Dataset entries:
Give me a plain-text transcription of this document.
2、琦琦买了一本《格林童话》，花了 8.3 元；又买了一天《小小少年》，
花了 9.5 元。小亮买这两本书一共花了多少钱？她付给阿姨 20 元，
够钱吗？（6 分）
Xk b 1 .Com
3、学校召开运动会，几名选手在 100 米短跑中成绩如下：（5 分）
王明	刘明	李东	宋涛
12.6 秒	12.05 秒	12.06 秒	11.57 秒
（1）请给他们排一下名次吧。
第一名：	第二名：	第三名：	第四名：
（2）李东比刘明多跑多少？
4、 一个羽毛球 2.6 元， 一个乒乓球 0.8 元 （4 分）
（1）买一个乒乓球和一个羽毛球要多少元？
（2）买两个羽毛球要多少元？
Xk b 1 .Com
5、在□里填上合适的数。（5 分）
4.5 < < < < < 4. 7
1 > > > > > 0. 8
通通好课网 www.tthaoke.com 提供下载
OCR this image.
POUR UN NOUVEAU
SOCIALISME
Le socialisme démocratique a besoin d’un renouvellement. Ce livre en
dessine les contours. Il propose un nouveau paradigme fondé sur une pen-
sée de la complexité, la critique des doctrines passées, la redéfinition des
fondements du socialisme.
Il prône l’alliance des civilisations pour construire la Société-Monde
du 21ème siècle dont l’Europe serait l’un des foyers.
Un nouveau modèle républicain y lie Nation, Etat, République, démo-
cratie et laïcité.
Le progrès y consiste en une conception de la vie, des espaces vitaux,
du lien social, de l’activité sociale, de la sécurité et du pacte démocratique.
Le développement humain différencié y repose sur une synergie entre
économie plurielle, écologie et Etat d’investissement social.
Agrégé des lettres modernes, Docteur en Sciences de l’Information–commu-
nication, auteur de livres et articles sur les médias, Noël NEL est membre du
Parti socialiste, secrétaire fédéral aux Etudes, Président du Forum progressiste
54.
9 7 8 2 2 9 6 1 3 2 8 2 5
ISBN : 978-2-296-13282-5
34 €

Stated problem:
Collect every line above that contains the word "démocratique".

Problem solution:
Le socialisme démocratique a besoin d’un renouvellement. Ce livre en
du lien social, de l’activité sociale, de la sécurité et du pacte démocratique.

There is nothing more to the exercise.